**DATASET ENTRIES:**
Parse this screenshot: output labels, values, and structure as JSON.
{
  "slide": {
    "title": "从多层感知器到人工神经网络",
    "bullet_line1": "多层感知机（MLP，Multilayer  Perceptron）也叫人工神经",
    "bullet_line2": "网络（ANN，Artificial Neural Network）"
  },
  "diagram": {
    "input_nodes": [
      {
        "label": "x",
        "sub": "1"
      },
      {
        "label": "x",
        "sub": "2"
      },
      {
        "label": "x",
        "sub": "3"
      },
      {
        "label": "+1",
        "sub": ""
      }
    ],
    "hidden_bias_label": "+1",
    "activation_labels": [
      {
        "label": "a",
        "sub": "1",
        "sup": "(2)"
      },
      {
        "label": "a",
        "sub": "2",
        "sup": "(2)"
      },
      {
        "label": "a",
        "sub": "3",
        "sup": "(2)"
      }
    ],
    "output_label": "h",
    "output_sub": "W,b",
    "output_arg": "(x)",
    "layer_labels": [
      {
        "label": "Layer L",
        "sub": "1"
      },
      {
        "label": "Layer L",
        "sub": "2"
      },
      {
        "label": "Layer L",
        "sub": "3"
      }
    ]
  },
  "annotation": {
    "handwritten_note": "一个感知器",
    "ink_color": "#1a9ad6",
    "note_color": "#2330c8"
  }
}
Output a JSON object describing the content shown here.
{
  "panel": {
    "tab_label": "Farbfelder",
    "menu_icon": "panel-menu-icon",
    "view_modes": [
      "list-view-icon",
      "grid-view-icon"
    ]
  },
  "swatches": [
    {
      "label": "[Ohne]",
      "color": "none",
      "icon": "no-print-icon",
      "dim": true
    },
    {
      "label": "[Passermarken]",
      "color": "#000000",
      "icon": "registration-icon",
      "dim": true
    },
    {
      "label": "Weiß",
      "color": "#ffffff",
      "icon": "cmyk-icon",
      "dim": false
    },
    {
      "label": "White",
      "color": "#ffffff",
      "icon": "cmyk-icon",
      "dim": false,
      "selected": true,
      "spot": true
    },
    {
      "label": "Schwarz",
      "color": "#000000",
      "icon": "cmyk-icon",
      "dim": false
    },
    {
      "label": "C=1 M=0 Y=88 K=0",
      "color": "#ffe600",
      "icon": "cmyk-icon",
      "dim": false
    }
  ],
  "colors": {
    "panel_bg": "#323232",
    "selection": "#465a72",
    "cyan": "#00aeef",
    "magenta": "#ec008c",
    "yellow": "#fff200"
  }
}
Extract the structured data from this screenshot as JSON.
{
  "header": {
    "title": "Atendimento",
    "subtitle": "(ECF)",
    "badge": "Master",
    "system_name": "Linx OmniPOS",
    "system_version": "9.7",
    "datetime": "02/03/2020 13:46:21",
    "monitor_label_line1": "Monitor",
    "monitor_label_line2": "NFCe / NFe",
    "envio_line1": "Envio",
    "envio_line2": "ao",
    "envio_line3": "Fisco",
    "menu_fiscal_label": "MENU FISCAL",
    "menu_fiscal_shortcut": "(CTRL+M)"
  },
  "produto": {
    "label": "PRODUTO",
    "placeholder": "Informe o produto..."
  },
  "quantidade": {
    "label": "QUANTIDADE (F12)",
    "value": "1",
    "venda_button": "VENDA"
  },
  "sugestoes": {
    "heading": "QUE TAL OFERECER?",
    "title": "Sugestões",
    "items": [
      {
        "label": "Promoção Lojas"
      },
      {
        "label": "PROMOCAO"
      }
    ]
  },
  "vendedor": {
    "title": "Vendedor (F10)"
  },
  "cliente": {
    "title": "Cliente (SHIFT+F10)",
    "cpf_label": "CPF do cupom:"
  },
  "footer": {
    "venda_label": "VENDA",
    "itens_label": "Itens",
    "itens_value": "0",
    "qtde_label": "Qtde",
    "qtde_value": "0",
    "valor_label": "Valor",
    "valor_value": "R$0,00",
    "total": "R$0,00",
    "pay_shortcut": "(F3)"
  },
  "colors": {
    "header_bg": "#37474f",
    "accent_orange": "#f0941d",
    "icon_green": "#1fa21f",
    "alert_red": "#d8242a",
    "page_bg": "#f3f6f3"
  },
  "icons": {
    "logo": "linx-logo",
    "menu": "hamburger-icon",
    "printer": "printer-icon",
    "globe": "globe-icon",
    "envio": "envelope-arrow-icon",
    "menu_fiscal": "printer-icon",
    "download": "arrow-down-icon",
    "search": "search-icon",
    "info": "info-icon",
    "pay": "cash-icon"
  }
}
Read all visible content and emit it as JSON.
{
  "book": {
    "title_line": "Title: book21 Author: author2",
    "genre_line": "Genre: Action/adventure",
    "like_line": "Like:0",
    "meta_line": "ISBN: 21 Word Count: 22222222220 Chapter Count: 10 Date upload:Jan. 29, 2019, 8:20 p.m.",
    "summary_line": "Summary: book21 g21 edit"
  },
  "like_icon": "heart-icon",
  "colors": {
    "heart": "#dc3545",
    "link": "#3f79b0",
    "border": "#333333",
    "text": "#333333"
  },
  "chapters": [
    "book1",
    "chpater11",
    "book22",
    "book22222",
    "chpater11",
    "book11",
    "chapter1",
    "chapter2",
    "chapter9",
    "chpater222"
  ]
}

**EXERCISE:** Emit verbatim the lines running from the one with "Read all visible content and emit it as JSON." through the last line of the data, both endpoints inclusive.

**SOLUTION TO THE PROBLEM:**
Read all visible content and emit it as JSON.
{
  "book": {
    "title_line": "Title: book21 Author: author2",
    "genre_line": "Genre: Action/adventure",
    "like_line": "Like:0",
    "meta_line": "ISBN: 21 Word Count: 22222222220 Chapter Count: 10 Date upload:Jan. 29, 2019, 8:20 p.m.",
    "summary_line": "Summary: book21 g21 edit"
  },
  "like_icon": "heart-icon",
  "colors": {
    "heart": "#dc3545",
    "link": "#3f79b0",
    "border": "#333333",
    "text": "#333333"
  },
  "chapters": [
    "book1",
    "chpater11",
    "book22",
    "book22222",
    "chpater11",
    "book11",
    "chapter1",
    "chapter2",
    "chapter9",
    "chpater222"
  ]
}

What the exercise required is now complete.